### WHAT IS EXPECTED
Reproduce the listing exactly and skip over any pictures.

### THE INPUT
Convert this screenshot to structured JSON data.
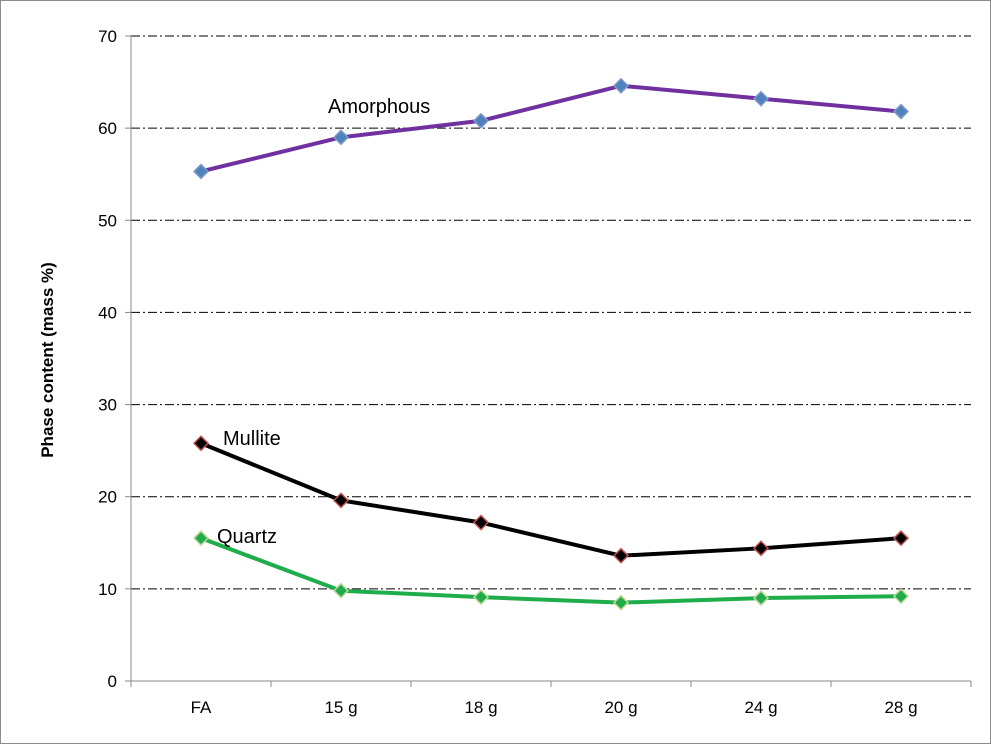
{
  "chart_data": {
    "type": "line",
    "title": "",
    "xlabel": "",
    "ylabel": "Phase content (mass %)",
    "categories": [
      "FA",
      "15 g",
      "18 g",
      "20 g",
      "24 g",
      "28 g"
    ],
    "yticks": [
      "0",
      "10",
      "20",
      "30",
      "40",
      "50",
      "60",
      "70"
    ],
    "ylim": [
      0,
      70
    ],
    "grid": true,
    "legend": "none",
    "series": [
      {
        "name": "Amorphous",
        "values": [
          55.3,
          59.0,
          60.8,
          64.6,
          63.2,
          61.8
        ],
        "line_color": "#7030A0",
        "marker_fill": "#4F81BD",
        "marker_edge": "#7F9BC8"
      },
      {
        "name": "Mullite",
        "values": [
          25.8,
          19.6,
          17.2,
          13.6,
          14.4,
          15.5
        ],
        "line_color": "#000000",
        "marker_fill": "#000000",
        "marker_edge": "#C0504D"
      },
      {
        "name": "Quartz",
        "values": [
          15.5,
          9.8,
          9.1,
          8.5,
          9.0,
          9.2
        ],
        "line_color": "#1FAD4B",
        "marker_fill": "#1FAD4B",
        "marker_edge": "#C4D79B"
      }
    ]
  }
}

### EXERCISE OUTPUT
Convert this screenshot to structured JSON data.
{
  "chart_data": {
    "type": "line",
    "title": "",
    "xlabel": "",
    "ylabel": "Phase content (mass %)",
    "categories": [
      "FA",
      "15 g",
      "18 g",
      "20 g",
      "24 g",
      "28 g"
    ],
    "yticks": [
      "0",
      "10",
      "20",
      "30",
      "40",
      "50",
      "60",
      "70"
    ],
    "ylim": [
      0,
      70
    ],
    "grid": true,
    "legend": "none",
    "series": [
      {
        "name": "Amorphous",
        "values": [
          55.3,
          59.0,
          60.8,
          64.6,
          63.2,
          61.8
        ],
        "line_color": "#7030A0",
        "marker_fill": "#4F81BD",
        "marker_edge": "#7F9BC8"
      },
      {
        "name": "Mullite",
        "values": [
          25.8,
          19.6,
          17.2,
          13.6,
          14.4,
          15.5
        ],
        "line_color": "#000000",
        "marker_fill": "#000000",
        "marker_edge": "#C0504D"
      },
      {
        "name": "Quartz",
        "values": [
          15.5,
          9.8,
          9.1,
          8.5,
          9.0,
          9.2
        ],
        "line_color": "#1FAD4B",
        "marker_fill": "#1FAD4B",
        "marker_edge": "#C4D79B"
      }
    ]
  }
}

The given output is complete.